___ Extracted material
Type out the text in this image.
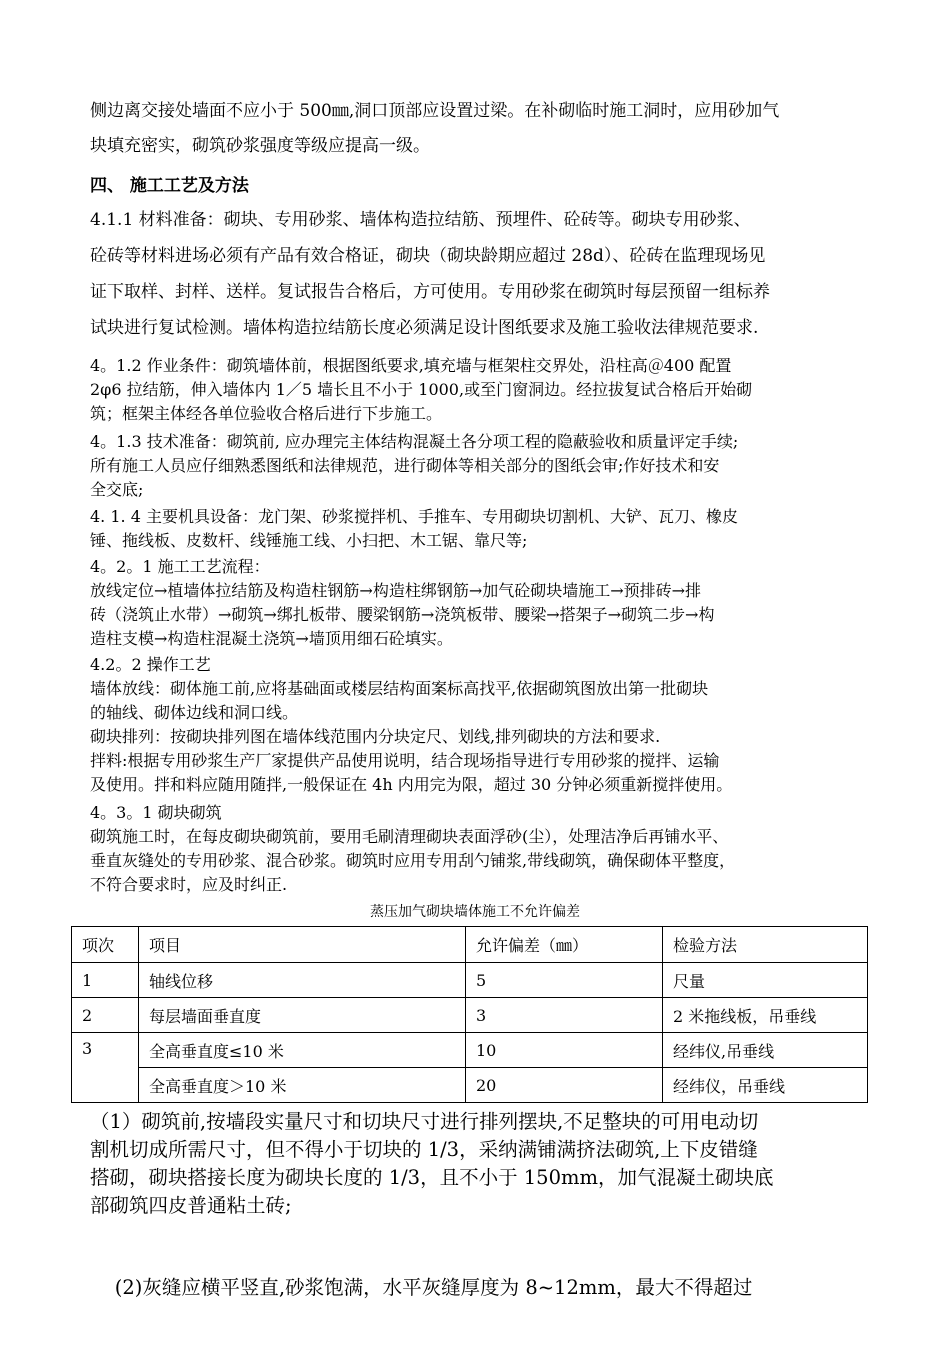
侧边离交接处墙面不应小于 500㎜,洞口顶部应设置过梁。在补砌临时施工洞时，应用砂加气
块填充密实，砌筑砂浆强度等级应提高一级。
四、 施工工艺及方法
4.1.1 材料准备：砌块、专用砂浆、墙体构造拉结筋、预埋件、砼砖等。砌块专用砂浆、
砼砖等材料进场必须有产品有效合格证，砌块（砌块龄期应超过 28d）、砼砖在监理现场见
证下取样、封样、送样。复试报告合格后，方可使用。专用砂浆在砌筑时每层预留一组标养
试块进行复试检测。墙体构造拉结筋长度必须满足设计图纸要求及施工验收法律规范要求.
4。1.2 作业条件：砌筑墙体前，根据图纸要求,填充墙与框架柱交界处，沿柱高＠400 配置
2φ6 拉结筋，伸入墙体内 1／5 墙长且不小于 1000,或至门窗洞边。经拉拔复试合格后开始砌
筑；框架主体经各单位验收合格后进行下步施工。
4。1.3 技术准备：砌筑前, 应办理完主体结构混凝土各分项工程的隐蔽验收和质量评定手续;
所有施工人员应仔细熟悉图纸和法律规范，进行砌体等相关部分的图纸会审;作好技术和安
全交底;
4. 1. 4 主要机具设备：龙门架、砂浆搅拌机、手推车、专用砌块切割机、大铲、瓦刀、橡皮
锤、拖线板、皮数杆、线锤施工线、小扫把、木工锯、靠尺等;
4。2。1 施工工艺流程：
放线定位→植墙体拉结筋及构造柱钢筋→构造柱绑钢筋→加气砼砌块墙施工→预排砖→排
砖（浇筑止水带）→砌筑→绑扎板带、腰梁钢筋→浇筑板带、腰梁→搭架子→砌筑二步→构
造柱支模→构造柱混凝土浇筑→墙顶用细石砼填实。
4.2。2 操作工艺
墙体放线：砌体施工前,应将基础面或楼层结构面案标高找平,依据砌筑图放出第一批砌块
的轴线、砌体边线和洞口线。
砌块排列：按砌块排列图在墙体线范围内分块定尺、划线,排列砌块的方法和要求.
拌料:根据专用砂浆生产厂家提供产品使用说明，结合现场指导进行专用砂浆的搅拌、运输
及使用。拌和料应随用随拌,一般保证在 4h 内用完为限，超过 30 分钟必须重新搅拌使用。
4。3。1 砌块砌筑
砌筑施工时，在每皮砌块砌筑前，要用毛刷清理砌块表面浮砂(尘），处理洁净后再铺水平、
垂直灰缝处的专用砂浆、混合砂浆。砌筑时应用专用刮勺铺浆,带线砌筑，确保砌体平整度，
不符合要求时，应及时纠正.
蒸压加气砌块墙体施工不允许偏差
项次	项目	允许偏差（㎜）	检验方法
1	轴线位移	5	尺量
2	每层墙面垂直度	3	2 米拖线板，吊垂线
3	全高垂直度≤10 米	10	经纬仪,吊垂线
	全高垂直度＞10 米	20	经纬仪，吊垂线
（1）砌筑前,按墙段实量尺寸和切块尺寸进行排列摆块,不足整块的可用电动切
割机切成所需尺寸，但不得小于切块的 1/3，采纳满铺满挤法砌筑,上下皮错缝
搭砌，砌块搭接长度为砌块长度的 1/3，且不小于 150mm，加气混凝土砌块底
部砌筑四皮普通粘土砖;

(2)灰缝应横平竖直,砂浆饱满，水平灰缝厚度为 8~12mm，最大不得超过
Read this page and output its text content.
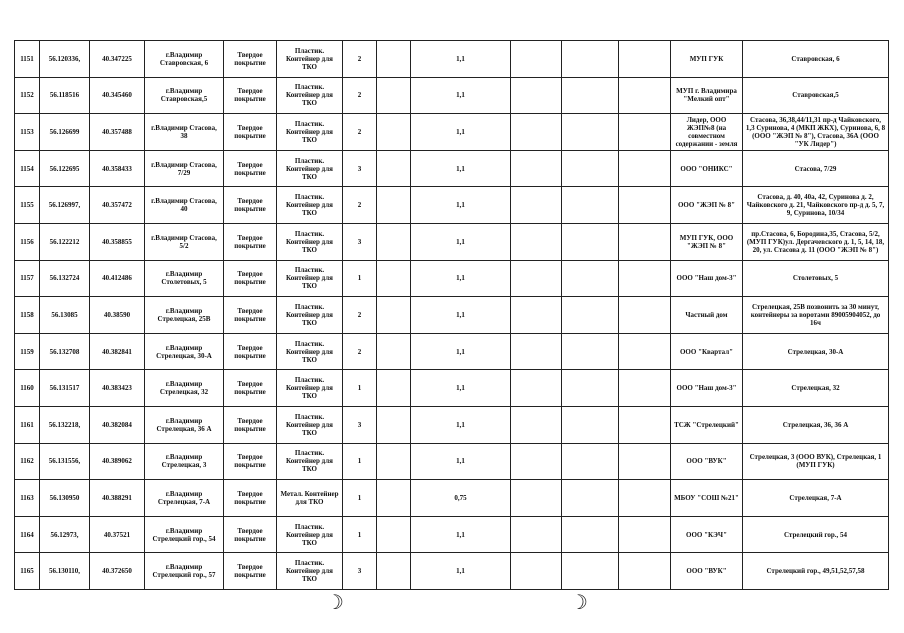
1151	56.120336,	40.347225	г.Владимир Ставровская, 6	Твердое покрытие	Пластик. Контейнер для ТКО	2		1,1				МУП ГУК	Ставровская, 6
1152	56.118516	40.345460	г.Владимир Ставровская,5	Твердое покрытие	Пластик. Контейнер для ТКО	2		1,1				МУП г. Владимира "Мелкий опт"	Ставровская,5
1153	56.126699	40.357488	г.Владимир Стасова, 38	Твердое покрытие	Пластик. Контейнер для ТКО	2		1,1				Лидер, ООО ЖЭП№8 (на совместном содержании - земля	Стасова, 36,38,44/11,31 пр-д Чайковского, 1,3 Суринова, 4 (МКП ЖКХ), Суринова, 6, 8 (ООО "ЖЭП № 8"), Стасова, 36А (ООО "УК Лидер")
1154	56.122695	40.358433	г.Владимир Стасова, 7/29	Твердое покрытие	Пластик. Контейнер для ТКО	3		1,1				ООО "ОНИКС"	Стасова, 7/29
1155	56.126997,	40.357472	г.Владимир Стасова, 40	Твердое покрытие	Пластик. Контейнер для ТКО	2		1,1				ООО "ЖЭП № 8"	Стасова, д. 40, 40а, 42, Суринова д. 2, Чайковского д. 21, Чайковского пр-д д. 5, 7, 9, Суринова, 10/34
1156	56.122212	40.358855	г.Владимир Стасова, 5/2	Твердое покрытие	Пластик. Контейнер для ТКО	3		1,1				МУП ГУК, ООО "ЖЭП № 8"	пр.Стасова, 6, Бородина,35, Стасова, 5/2, (МУП ГУК)ул. Дергачевского д. 1, 5, 14, 18, 20, ул. Стасова д. 11 (ООО "ЖЭП № 8")
1157	56.132724	40.412486	г.Владимир Столетовых, 5	Твердое покрытие	Пластик. Контейнер для ТКО	1		1,1				ООО "Наш дом-3"	Столетовых, 5
1158	56.13085	40.38590	г.Владимир Стрелецкая, 25В	Твердое покрытие	Пластик. Контейнер для ТКО	2		1,1				Частный дом	Стрелецкая, 25В позвонить за 30 минут, контейнеры за воротами 89005904052, до 16ч
1159	56.132708	40.382841	г.Владимир Стрелецкая, 30-А	Твердое покрытие	Пластик. Контейнер для ТКО	2		1,1				ООО "Квартал"	Стрелецкая, 30-А
1160	56.131517	40.383423	г.Владимир Стрелецкая, 32	Твердое покрытие	Пластик. Контейнер для ТКО	1		1,1				ООО "Наш дом-3"	Стрелецкая, 32
1161	56.132218,	40.382084	г.Владимир Стрелецкая, 36 А	Твердое покрытие	Пластик. Контейнер для ТКО	3		1,1				ТСЖ "Стрелецкий"	Стрелецкая, 36, 36 А
1162	56.131556,	40.389062	г.Владимир Стрелецкая, 3	Твердое покрытие	Пластик. Контейнер для ТКО	1		1,1				ООО "ВУК"	Стрелецкая, 3 (ООО ВУК), Стрелецкая, 1 (МУП ГУК)
1163	56.130950	40.388291	г.Владимир Стрелецкая, 7-А	Твердое покрытие	Метал. Контейнер для ТКО	1		0,75				МБОУ "СОШ №21"	Стрелецкая, 7-А
1164	56.12973,	40.37521	г.Владимир Стрелецкий гор., 54	Твердое покрытие	Пластик. Контейнер для ТКО	1		1,1				ООО "КЭЧ"	Стрелецкий гор., 54
1165	56.130110,	40.372650	г.Владимир Стрелецкий гор., 57	Твердое покрытие	Пластик. Контейнер для ТКО	3		1,1				ООО "ВУК"	Стрелецкий гор., 49,51,52,57,58
☽	☽
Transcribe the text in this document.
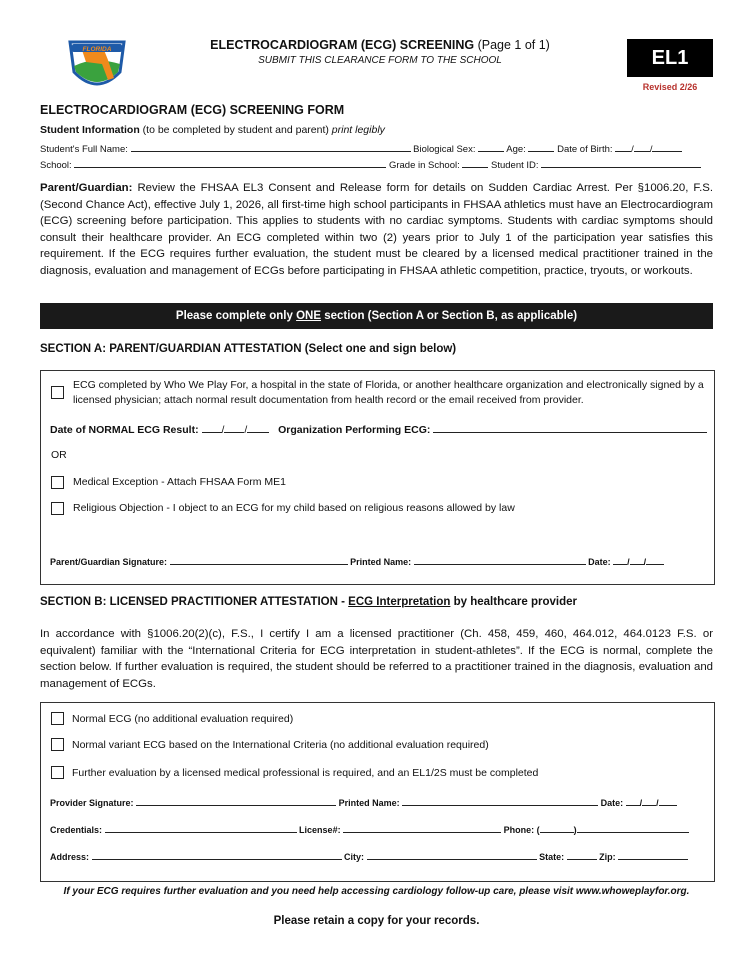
FLORIDA	ELECTROCARDIOGRAM (ECG) SCREENING (Page 1 of 1)
SUBMIT THIS CLEARANCE FORM TO THE SCHOOL	EL1
Revised 2/26
ELECTROCARDIOGRAM (ECG) SCREENING FORM
Student Information (to be completed by student and parent) print legibly
Student's Full Name:	Biological Sex:	Age:	Date of Birth: / /
School:	Grade in School:	Student ID:
Parent/Guardian: Review the FHSAA EL3 Consent and Release form for details on Sudden Cardiac Arrest. Per §1006.20, F.S. (Second Chance Act), effective July 1, 2026, all first-time high school participants in FHSAA athletics must have an Electrocardiogram (ECG) screening before participation. This applies to students with no cardiac symptoms. Students with cardiac symptoms should consult their healthcare provider. An ECG completed within two (2) years prior to July 1 of the participation year satisfies this requirement. If the ECG requires further evaluation, the student must be cleared by a licensed medical practitioner trained in the diagnosis, evaluation and management of ECGs before participating in FHSAA athletic competition, practice, tryouts, or workouts.
Please complete only ONE section (Section A or Section B, as applicable)
SECTION A: PARENT/GUARDIAN ATTESTATION (Select one and sign below)
ECG completed by Who We Play For, a hospital in the state of Florida, or another healthcare organization and electronically signed by a licensed physician; attach normal result documentation from health record or the email received from provider.
Date of NORMAL ECG Result: / /	Organization Performing ECG:
OR
Medical Exception - Attach FHSAA Form ME1
Religious Objection - I object to an ECG for my child based on religious reasons allowed by law
Parent/Guardian Signature:	Printed Name:	Date: / /
SECTION B: LICENSED PRACTITIONER ATTESTATION - ECG Interpretation by healthcare provider
In accordance with §1006.20(2)(c), F.S., I certify I am a licensed practitioner (Ch. 458, 459, 460, 464.012, 464.0123 F.S. or equivalent) familiar with the “International Criteria for ECG interpretation in student-athletes”. If the ECG is normal, complete the section below. If further evaluation is required, the student should be referred to a practitioner trained in the diagnosis, evaluation and management of ECGs.
Normal ECG (no additional evaluation required)
Normal variant ECG based on the International Criteria (no additional evaluation required)
Further evaluation by a licensed medical professional is required, and an EL1/2S must be completed
Provider Signature:	Printed Name:	Date: / /
Credentials:	License#:	Phone: (	)
Address:	City:	State:	Zip:
If your ECG requires further evaluation and you need help accessing cardiology follow-up care, please visit www.whoweplayfor.org.
Please retain a copy for your records.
______
The word "Ставровская" appears in how many lines of the records? Give the number only.

=== Task output ===
2